- _TEXT PROVIDED_:

* * *

The revolution saw a strong unity between two rather disparate groups, the secularists and the Islamists, both of whom had a common objective of democratizing Tunisia. Both sides denounced the 2004 elections in which Ben Ali ‘won’ with a 94.5% vote share. The opposition argued that the socioeconomic growth had not been accompanied by basic minimal political reform. While both increased dialogue between each other, it was not enough to mobilize the people. Here, the Tunisia General Labour Union (UGTT) comes into play. It held an important position in the society, as it played a role in the pre-independence movements. It was the members of the UGTT who spread the word of Bouazizi’s self-immolation in Sidi Bouzid and labelled it as a political assassination by casting Bouazizi as a victim of a regime that had neglected its own people. Thus, the UGTT helped the revolution spread from Sidi Bouzid to the entire country. The revolution spread quickly due to social media, with a nationwide geographical extension of dissent that was strategically crucial to the revolution, as it ensured that the regime’s coercive forces did not contain the protests to a small area. The  Revolution maintained a peaceful character from the moment it started; protesters, mostly the youth, attacked the symbols of the regime’s repression in police stations and the ruling party’s headquarters. The youth also ensured responsibility towards public goods and public institutions

In just a month’s time, Ben Ali fled the country to seek refuge in Saudi Arabia. It was a victory for the people of Tunisia, and hopes of a golden and free era ran high. The Jasmine’s scent was successful in inspiring the youth of Tunisia to overthrow their government, and now it was time for the rest of the Arab world. The scent reached Egypt on the 25th of February and soon spread to Libya. It aided in renewing hopes of an Arab democracy, and also proving that Arabs are capable of change without  Western intervention, like the US invasion of Iraq in 2003.

* * *

Condense the paragraph of the text on the Tunisian revolution beginning "The revolution saw a strong unity" into a short bulleted list of its main facts.

* * *

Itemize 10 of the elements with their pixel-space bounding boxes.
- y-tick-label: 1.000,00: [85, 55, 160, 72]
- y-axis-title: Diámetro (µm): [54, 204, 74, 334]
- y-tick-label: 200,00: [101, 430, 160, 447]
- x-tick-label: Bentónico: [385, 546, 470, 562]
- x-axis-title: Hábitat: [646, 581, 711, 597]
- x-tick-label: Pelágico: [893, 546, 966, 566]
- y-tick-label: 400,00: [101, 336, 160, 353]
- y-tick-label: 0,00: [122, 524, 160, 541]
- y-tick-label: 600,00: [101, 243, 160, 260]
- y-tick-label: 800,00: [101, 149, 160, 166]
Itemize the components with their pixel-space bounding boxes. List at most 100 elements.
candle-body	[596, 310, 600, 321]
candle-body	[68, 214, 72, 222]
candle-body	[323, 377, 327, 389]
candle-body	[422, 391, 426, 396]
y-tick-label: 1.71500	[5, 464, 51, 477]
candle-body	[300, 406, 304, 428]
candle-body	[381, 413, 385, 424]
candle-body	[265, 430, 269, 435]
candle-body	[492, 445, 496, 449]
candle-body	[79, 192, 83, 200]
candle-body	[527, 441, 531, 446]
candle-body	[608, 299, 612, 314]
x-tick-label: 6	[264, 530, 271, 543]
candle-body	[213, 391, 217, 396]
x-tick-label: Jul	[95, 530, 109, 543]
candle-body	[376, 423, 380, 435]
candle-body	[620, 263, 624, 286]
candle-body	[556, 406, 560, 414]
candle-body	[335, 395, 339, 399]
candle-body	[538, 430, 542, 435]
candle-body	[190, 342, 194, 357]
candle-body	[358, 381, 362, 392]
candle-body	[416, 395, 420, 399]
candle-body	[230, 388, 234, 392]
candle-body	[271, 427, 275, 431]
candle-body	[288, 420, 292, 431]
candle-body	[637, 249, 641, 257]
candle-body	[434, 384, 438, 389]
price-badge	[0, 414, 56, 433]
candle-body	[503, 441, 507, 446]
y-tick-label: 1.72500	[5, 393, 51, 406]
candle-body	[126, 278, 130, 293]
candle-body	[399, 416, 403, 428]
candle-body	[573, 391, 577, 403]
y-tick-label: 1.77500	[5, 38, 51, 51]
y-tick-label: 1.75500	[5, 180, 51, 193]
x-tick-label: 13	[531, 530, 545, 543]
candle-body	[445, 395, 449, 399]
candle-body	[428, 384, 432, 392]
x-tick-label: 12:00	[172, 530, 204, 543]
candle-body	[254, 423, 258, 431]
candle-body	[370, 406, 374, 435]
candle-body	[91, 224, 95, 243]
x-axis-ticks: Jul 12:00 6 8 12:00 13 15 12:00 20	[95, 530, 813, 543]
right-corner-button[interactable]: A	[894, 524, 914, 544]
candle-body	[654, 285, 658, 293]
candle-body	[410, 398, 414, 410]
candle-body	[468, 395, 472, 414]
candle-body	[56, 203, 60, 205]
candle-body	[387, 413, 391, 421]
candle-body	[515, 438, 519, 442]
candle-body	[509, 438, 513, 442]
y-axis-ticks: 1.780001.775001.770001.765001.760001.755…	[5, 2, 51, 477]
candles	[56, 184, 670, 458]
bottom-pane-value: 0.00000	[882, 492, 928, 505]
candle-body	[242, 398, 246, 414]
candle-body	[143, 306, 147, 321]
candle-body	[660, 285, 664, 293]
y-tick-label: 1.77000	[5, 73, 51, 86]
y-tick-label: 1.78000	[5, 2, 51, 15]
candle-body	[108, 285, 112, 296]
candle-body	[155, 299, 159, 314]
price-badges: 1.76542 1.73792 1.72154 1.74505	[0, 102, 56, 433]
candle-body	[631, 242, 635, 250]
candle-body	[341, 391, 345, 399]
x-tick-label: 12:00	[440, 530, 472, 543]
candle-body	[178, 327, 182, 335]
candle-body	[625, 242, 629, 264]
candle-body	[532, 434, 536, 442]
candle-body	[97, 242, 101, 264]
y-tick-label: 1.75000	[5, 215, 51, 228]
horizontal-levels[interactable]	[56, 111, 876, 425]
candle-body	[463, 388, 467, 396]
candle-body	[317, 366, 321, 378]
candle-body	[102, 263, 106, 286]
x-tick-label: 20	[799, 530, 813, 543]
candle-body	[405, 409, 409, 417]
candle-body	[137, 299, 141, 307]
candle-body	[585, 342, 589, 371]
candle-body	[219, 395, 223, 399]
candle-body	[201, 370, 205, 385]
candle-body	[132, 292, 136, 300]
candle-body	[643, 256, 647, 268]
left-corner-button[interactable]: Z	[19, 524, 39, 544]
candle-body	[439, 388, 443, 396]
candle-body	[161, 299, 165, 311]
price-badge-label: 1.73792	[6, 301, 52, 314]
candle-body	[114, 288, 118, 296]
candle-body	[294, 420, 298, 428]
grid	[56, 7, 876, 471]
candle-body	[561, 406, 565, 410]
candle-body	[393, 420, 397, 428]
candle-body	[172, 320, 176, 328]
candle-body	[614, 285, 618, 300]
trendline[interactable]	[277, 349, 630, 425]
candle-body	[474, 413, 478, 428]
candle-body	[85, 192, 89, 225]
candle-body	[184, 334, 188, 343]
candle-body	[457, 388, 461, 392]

* * *

- _ANSWER SPACE_:
- Secularists and Islamists united around the common goal of democratizing Tunisia.
- Both denounced the 2004 elections, in which Ben Ali "won" 94.5% of the vote.
- The opposition argued that socioeconomic growth had come without basic political reform.
- Their growing dialogue was not enough to mobilize the people.
- The UGTT held an important place in society because of its role in the pre-independence movements.
- UGTT members spread news of Bouazizi's self-immolation in Sidi Bouzid and called it a political assassination by a regime that had neglected its people.
- The UGTT thereby helped the revolution spread from Sidi Bouzid to the whole country.
- Social media sped the spread, and the nationwide reach kept the regime's forces from confining the protests to a small area.
- The revolution kept a peaceful character. Protesters, mostly young, attacked symbols of repression such as police stations and the ruling party's headquarters.
- The youth also took responsibility for public goods and institutions.